## WHAT TO PRODUCE
Review the material line by line. Identify and copy every line that contains the string "value".

## RECORDS FOR THIS EXERCISE
— Begin —

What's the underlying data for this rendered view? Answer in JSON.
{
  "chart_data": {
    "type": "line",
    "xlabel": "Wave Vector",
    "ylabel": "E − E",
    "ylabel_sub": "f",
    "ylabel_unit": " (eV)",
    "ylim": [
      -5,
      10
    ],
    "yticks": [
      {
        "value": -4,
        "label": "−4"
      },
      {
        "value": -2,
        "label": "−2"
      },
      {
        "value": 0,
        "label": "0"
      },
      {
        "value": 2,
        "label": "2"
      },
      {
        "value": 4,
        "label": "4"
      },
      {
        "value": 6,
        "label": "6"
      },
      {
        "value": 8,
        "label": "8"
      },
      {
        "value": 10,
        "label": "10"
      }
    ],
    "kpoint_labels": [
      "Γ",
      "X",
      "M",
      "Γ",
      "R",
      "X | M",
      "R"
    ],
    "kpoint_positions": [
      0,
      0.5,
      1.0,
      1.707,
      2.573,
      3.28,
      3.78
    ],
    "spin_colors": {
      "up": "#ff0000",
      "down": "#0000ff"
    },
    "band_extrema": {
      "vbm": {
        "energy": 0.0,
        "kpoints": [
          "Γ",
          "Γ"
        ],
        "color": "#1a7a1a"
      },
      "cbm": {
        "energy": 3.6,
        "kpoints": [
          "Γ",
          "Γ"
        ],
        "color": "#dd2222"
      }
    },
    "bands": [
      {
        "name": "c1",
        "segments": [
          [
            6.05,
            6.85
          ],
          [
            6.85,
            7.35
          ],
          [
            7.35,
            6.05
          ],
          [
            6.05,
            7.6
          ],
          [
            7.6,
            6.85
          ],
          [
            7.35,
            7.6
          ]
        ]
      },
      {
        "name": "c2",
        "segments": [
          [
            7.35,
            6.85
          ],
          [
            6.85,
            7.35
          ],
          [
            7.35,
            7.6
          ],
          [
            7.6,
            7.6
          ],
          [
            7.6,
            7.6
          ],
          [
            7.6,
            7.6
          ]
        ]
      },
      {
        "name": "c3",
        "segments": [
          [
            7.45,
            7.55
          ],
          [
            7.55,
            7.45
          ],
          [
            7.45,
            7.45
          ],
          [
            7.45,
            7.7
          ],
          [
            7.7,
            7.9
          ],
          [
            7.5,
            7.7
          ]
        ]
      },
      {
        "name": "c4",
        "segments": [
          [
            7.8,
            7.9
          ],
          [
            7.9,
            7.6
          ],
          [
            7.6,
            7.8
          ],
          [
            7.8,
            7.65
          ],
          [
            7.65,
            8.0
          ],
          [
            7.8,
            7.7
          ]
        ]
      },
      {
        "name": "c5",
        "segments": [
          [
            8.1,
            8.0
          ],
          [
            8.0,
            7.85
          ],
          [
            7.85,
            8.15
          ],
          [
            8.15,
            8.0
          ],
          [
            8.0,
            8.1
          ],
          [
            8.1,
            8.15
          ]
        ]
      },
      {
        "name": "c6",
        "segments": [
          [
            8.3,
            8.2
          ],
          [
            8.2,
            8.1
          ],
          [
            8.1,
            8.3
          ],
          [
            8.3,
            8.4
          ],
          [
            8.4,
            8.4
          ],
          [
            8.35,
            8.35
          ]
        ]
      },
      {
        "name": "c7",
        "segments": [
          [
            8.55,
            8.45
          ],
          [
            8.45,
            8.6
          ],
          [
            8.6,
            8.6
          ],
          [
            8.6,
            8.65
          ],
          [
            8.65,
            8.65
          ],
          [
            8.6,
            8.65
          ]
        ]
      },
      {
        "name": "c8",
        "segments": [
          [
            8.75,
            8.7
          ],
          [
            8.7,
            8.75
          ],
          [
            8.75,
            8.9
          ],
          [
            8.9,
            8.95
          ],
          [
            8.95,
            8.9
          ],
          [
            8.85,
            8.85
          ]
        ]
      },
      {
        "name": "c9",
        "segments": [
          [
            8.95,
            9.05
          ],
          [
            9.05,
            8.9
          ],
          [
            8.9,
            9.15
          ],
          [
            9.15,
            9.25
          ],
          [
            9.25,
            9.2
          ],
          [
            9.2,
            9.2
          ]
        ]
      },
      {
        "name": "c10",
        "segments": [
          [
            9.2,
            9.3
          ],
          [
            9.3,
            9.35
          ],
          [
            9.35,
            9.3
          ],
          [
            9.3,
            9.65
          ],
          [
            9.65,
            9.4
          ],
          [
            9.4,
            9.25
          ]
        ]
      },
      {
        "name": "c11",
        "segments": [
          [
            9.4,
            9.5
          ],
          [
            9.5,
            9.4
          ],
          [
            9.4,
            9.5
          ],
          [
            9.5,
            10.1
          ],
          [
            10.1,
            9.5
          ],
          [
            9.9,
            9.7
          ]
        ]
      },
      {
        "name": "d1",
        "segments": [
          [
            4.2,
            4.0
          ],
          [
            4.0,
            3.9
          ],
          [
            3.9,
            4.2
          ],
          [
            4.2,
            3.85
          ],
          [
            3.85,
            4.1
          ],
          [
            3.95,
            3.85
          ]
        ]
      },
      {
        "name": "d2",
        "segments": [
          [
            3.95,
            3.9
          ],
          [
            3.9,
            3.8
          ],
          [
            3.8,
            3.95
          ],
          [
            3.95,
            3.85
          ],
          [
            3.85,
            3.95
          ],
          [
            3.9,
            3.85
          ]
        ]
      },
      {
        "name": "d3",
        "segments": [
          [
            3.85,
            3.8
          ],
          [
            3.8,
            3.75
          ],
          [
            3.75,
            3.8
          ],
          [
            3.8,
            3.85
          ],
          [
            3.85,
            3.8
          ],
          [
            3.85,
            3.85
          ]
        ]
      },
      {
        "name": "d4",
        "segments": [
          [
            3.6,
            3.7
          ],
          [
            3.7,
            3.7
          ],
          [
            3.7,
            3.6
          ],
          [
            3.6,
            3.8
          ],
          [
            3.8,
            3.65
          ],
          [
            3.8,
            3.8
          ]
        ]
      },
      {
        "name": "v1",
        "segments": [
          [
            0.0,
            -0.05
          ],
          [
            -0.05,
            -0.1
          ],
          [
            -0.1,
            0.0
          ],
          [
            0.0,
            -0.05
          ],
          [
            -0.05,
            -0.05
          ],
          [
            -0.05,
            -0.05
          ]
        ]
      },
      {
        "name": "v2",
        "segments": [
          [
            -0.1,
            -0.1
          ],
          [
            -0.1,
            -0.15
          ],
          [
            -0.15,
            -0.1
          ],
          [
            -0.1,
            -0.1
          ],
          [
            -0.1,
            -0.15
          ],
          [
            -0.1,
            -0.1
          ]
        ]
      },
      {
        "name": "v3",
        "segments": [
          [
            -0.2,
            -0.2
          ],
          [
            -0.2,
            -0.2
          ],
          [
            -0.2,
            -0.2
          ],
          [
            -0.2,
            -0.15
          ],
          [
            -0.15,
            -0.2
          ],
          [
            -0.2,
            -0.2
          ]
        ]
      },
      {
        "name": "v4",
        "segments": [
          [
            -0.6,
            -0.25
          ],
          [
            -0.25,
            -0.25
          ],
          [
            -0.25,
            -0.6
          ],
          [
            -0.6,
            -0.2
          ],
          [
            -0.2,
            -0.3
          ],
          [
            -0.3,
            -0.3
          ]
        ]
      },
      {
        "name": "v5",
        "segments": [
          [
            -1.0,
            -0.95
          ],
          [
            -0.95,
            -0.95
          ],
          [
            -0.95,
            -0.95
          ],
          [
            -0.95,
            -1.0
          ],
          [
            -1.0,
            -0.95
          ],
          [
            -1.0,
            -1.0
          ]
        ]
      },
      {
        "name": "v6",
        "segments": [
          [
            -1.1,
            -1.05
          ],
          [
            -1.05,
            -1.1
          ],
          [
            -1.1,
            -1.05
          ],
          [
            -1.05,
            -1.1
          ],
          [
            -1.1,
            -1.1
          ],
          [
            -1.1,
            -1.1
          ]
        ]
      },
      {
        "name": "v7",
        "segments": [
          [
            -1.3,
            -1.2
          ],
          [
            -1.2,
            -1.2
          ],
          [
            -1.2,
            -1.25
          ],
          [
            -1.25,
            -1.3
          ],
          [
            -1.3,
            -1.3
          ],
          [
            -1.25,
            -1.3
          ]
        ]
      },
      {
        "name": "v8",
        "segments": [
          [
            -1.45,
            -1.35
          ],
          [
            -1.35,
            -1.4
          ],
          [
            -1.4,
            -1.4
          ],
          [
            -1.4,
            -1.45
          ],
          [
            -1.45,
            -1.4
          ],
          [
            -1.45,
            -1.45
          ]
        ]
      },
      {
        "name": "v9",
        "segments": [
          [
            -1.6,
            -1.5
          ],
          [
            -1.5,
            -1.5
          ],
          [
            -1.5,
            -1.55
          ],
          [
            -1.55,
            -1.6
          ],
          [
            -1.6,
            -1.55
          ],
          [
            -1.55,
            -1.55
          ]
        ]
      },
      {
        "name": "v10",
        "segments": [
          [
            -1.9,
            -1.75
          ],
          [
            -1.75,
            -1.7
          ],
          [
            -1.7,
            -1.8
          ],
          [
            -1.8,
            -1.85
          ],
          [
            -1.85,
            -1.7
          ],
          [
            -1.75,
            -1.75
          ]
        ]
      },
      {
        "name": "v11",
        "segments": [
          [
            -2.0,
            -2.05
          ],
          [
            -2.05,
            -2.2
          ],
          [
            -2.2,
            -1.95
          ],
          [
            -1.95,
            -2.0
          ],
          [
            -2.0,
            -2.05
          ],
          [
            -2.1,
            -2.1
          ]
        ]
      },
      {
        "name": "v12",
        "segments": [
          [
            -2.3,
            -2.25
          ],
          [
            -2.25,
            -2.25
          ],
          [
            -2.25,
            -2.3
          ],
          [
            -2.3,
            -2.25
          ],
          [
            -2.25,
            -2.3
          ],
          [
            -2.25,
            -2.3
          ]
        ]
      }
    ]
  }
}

— End —

## PROBLEM SOLUTION
        "value": -4,
        "value": -2,
        "value": 0,
        "value": 2,
        "value": 4,
        "value": 6,
        "value": 8,
        "value": 10,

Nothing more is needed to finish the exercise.